— begin Input data —

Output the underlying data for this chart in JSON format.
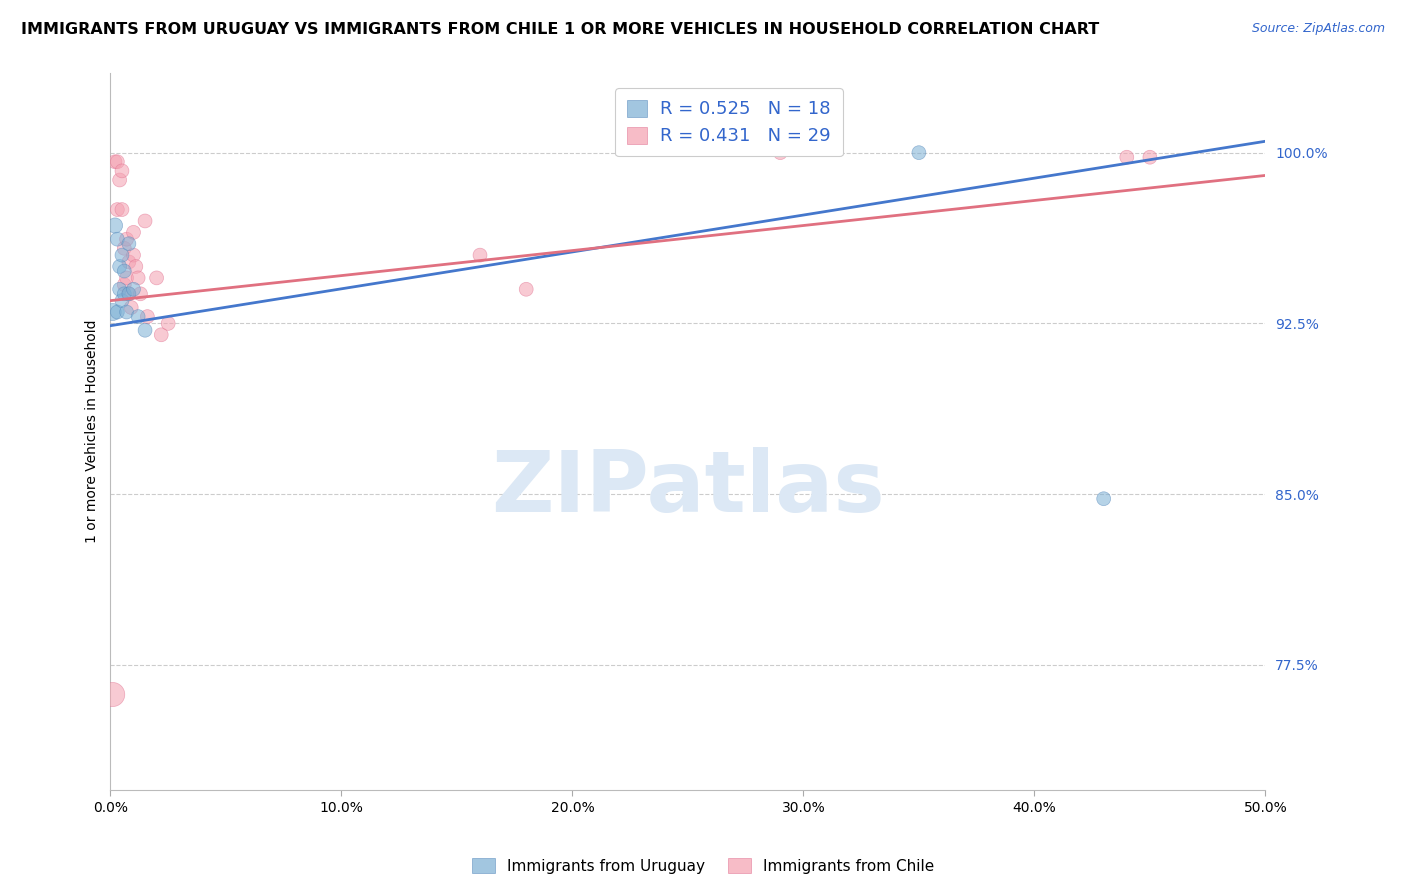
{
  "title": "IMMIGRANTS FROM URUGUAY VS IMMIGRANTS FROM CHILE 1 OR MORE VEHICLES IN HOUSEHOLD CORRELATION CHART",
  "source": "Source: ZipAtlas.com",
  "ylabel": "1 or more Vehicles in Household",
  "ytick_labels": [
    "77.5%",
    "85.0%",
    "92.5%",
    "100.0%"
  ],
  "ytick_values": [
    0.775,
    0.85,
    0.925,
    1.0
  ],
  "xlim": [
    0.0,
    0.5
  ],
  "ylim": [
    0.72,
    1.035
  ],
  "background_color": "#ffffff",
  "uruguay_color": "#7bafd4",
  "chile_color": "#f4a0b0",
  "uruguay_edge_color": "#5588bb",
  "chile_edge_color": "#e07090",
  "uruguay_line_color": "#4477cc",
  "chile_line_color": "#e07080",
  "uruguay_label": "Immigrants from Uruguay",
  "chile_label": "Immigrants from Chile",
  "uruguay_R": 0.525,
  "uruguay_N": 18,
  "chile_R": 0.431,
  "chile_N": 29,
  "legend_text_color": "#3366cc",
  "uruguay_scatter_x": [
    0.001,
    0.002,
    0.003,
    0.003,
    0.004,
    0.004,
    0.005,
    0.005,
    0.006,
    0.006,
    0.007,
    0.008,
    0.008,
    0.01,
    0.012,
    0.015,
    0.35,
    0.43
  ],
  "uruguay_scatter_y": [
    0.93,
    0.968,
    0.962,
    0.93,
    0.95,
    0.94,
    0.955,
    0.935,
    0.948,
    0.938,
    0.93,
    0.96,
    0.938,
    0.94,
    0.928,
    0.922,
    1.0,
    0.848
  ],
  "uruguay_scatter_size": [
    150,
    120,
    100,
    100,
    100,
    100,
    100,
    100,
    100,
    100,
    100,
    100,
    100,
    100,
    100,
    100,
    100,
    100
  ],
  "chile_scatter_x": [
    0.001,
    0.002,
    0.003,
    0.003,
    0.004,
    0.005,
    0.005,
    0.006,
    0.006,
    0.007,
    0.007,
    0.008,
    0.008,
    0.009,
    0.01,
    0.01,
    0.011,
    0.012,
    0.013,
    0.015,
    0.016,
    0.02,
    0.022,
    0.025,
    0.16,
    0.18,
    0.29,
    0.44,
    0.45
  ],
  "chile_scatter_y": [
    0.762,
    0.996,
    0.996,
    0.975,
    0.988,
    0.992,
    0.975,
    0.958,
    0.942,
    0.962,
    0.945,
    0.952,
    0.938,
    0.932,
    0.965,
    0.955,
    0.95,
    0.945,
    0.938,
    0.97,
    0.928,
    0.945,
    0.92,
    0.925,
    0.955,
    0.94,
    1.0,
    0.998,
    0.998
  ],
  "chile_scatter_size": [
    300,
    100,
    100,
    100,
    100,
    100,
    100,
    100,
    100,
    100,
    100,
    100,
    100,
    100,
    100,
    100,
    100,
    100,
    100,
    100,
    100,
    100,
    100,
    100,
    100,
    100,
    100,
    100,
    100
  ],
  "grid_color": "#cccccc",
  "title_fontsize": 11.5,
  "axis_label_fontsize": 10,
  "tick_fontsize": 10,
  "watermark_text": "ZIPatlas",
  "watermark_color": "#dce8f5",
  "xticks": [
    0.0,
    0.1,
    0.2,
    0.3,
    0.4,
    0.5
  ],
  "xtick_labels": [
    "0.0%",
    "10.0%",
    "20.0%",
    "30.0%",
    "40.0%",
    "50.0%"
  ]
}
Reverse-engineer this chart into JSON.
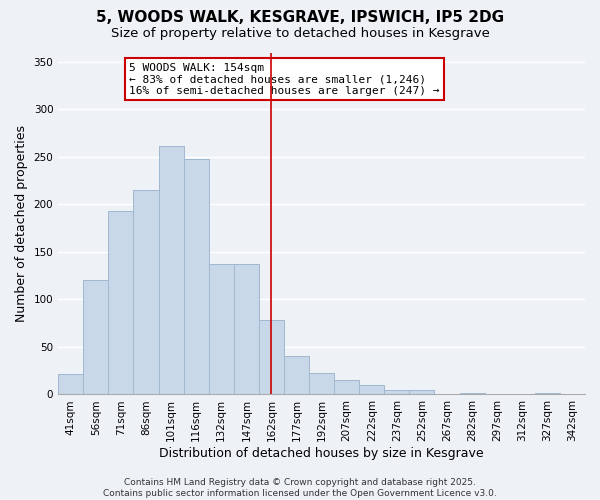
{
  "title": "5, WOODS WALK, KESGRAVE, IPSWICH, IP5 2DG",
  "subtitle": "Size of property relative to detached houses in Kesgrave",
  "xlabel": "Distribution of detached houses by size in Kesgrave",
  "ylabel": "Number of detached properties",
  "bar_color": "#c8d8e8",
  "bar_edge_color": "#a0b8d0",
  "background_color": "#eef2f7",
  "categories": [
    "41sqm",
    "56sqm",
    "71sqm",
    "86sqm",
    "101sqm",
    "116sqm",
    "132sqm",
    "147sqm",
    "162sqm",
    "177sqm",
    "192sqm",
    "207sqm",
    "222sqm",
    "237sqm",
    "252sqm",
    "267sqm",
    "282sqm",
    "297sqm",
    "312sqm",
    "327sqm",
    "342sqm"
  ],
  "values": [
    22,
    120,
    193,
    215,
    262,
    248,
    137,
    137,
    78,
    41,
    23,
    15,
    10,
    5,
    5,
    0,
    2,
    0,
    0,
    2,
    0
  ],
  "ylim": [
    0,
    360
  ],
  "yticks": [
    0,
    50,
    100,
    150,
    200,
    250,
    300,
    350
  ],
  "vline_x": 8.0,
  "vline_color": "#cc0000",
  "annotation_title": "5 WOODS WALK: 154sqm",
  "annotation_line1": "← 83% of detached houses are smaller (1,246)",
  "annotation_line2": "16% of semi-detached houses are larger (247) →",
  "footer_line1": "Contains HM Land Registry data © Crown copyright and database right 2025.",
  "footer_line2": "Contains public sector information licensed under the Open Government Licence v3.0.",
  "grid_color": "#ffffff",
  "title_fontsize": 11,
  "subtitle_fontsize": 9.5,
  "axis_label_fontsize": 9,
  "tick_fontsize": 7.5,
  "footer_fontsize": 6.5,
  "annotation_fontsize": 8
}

— end Input data —
— begin Input data —

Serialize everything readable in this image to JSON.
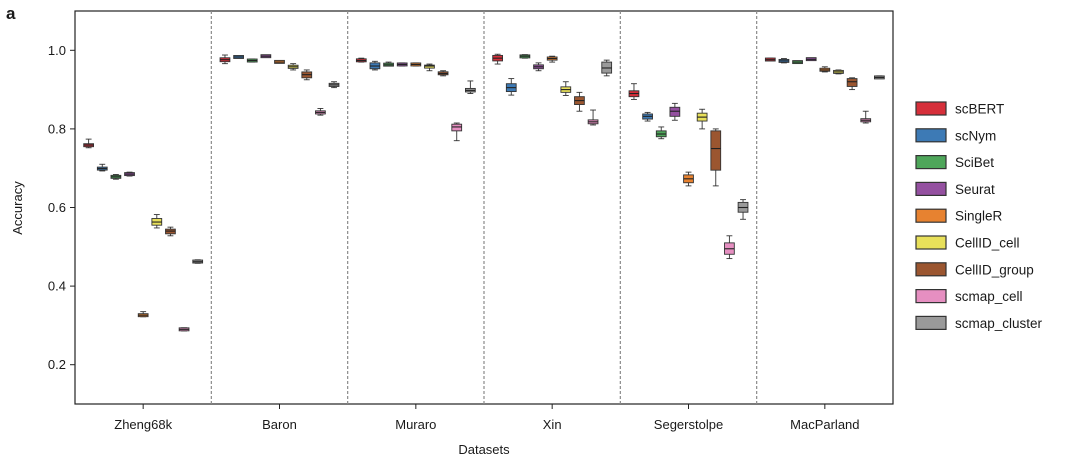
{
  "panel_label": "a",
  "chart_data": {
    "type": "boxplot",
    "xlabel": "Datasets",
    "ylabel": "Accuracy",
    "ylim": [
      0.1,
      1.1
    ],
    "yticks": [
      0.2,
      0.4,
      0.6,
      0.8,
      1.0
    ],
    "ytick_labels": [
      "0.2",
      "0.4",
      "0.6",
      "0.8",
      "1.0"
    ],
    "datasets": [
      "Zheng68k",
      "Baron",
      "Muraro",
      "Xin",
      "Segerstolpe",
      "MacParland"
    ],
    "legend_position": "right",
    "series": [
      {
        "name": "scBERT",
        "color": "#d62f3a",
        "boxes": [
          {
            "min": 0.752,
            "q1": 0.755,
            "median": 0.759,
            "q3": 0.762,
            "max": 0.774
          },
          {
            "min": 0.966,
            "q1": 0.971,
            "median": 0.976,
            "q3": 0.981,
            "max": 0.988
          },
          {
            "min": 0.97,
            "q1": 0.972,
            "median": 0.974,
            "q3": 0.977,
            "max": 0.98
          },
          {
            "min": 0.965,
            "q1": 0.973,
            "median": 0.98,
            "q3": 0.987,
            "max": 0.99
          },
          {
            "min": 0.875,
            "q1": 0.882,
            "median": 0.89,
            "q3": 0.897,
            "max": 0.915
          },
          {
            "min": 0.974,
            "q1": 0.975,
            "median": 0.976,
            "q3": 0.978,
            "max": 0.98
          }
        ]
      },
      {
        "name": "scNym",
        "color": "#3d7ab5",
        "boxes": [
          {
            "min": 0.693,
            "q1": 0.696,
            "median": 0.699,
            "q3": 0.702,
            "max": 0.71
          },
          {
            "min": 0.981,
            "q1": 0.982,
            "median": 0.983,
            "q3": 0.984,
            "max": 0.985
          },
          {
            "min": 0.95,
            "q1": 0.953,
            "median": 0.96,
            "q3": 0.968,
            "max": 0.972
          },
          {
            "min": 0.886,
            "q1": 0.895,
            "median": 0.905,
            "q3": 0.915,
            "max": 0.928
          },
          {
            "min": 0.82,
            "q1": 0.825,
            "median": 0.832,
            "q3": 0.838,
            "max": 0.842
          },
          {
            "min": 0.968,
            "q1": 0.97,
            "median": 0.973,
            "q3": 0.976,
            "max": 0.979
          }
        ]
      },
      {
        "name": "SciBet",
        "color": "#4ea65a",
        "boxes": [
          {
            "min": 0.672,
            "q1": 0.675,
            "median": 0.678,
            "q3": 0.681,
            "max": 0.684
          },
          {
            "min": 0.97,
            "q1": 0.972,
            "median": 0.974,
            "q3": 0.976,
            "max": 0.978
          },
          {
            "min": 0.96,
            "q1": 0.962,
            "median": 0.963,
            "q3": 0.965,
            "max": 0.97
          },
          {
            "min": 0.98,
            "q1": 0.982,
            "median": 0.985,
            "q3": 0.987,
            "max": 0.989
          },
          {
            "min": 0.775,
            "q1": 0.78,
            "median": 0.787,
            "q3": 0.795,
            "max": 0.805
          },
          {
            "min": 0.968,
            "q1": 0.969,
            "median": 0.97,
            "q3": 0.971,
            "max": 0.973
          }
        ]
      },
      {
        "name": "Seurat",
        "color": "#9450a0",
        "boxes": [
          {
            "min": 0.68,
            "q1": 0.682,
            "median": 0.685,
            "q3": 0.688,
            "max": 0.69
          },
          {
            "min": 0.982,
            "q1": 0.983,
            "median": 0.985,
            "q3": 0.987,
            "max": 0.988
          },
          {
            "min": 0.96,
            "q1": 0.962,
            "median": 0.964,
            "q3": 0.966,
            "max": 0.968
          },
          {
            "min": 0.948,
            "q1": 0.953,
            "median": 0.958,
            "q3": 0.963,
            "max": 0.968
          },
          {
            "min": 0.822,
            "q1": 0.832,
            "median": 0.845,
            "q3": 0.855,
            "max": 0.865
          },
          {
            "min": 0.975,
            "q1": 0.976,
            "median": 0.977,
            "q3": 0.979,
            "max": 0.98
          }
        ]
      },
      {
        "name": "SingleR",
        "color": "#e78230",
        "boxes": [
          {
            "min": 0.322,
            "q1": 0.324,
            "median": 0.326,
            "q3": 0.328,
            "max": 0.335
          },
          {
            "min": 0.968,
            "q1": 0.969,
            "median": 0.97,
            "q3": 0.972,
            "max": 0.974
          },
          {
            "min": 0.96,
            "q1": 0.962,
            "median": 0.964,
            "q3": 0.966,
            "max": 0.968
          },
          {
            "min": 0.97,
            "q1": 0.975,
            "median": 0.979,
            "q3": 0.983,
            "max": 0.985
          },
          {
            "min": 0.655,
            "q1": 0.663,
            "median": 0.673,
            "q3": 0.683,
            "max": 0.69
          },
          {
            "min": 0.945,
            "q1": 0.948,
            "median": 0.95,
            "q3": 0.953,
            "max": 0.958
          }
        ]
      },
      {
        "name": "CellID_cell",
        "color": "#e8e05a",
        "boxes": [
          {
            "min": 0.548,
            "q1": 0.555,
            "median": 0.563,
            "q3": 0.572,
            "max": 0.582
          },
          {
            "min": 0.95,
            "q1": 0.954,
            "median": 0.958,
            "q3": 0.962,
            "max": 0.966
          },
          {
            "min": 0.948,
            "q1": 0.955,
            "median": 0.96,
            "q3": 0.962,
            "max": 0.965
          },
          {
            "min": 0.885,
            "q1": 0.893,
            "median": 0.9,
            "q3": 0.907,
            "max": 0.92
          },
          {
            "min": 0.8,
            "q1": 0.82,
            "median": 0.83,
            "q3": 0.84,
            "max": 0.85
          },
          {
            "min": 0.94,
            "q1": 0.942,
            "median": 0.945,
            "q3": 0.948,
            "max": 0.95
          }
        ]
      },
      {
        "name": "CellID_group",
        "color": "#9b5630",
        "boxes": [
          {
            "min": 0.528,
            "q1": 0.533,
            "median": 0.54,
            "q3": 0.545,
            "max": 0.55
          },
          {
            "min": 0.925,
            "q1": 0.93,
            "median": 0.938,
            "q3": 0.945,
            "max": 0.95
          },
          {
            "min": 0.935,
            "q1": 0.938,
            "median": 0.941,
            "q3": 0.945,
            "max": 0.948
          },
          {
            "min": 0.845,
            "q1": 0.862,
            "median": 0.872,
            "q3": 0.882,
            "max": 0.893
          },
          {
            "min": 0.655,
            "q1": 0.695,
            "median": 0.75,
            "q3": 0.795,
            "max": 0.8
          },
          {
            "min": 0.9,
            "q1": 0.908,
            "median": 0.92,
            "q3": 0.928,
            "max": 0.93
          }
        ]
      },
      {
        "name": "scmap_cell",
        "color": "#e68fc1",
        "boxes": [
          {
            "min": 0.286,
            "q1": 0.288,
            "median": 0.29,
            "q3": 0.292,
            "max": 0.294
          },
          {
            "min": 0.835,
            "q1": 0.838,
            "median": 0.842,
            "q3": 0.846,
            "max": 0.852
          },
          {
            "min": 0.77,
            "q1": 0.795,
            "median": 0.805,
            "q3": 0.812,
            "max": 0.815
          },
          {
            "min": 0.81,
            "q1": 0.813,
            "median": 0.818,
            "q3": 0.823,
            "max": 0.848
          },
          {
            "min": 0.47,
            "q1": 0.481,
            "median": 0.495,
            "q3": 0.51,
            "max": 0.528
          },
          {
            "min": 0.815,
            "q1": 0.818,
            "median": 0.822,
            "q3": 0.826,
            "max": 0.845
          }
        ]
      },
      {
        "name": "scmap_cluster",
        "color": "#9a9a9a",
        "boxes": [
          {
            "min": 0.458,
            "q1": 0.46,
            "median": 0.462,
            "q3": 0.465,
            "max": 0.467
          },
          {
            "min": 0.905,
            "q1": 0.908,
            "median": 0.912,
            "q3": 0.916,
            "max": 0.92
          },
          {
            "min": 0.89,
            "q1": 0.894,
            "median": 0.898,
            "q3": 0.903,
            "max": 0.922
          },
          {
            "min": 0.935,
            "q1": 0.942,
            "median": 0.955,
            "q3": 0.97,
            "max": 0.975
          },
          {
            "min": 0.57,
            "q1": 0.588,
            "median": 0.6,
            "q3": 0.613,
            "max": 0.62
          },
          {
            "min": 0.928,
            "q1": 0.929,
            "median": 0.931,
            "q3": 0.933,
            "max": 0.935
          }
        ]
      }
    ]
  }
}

— end Input data —
— begin Input data —

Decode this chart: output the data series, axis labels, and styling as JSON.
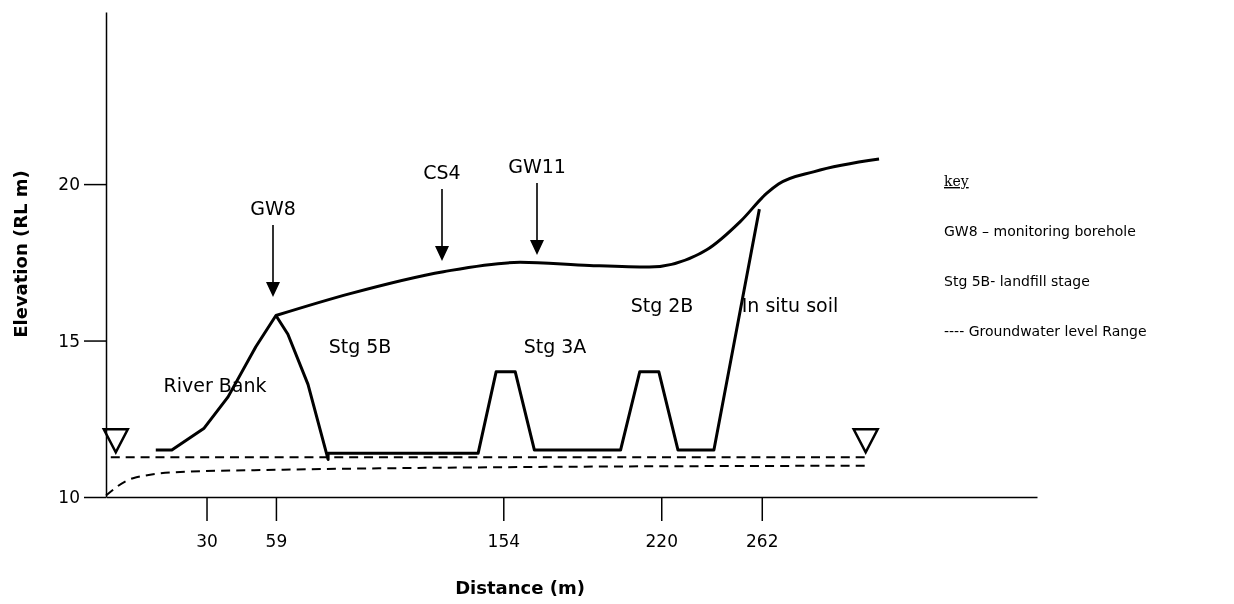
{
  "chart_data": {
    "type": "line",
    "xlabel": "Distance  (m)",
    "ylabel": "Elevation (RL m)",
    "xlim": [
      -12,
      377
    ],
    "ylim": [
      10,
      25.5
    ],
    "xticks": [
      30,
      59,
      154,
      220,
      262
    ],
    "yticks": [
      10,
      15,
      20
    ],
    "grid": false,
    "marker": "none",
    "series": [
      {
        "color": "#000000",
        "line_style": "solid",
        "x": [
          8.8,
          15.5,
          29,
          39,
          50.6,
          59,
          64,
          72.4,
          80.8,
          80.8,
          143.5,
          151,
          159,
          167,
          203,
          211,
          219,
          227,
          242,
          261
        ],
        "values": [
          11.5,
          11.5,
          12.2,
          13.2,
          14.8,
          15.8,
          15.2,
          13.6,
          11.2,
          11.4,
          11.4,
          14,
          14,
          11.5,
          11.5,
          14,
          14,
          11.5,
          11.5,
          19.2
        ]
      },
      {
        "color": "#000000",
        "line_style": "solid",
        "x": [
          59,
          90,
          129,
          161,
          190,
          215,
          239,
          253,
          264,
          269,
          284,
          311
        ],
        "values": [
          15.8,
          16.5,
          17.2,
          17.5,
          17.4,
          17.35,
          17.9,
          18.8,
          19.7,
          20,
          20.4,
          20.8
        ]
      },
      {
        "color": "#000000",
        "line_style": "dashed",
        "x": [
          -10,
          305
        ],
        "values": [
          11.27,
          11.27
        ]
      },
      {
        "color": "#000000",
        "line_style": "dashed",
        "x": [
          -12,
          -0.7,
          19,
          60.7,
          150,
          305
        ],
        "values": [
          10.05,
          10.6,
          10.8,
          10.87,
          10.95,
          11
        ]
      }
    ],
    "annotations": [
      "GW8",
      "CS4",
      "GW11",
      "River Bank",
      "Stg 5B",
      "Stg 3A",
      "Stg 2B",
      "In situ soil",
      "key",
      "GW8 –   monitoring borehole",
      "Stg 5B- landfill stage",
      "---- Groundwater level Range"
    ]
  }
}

— end Input data —

# What is being asked:
Lines holding the word "this" in the entries above are the ones to pull out. Copy them all.

# Expected output:
Output the underlying data for this chart in JSON format.
Reverse-engineer this chart into JSON.
Serialize everything readable in this image to JSON.
Decode this chart: output the data series, axis labels, and styling as JSON.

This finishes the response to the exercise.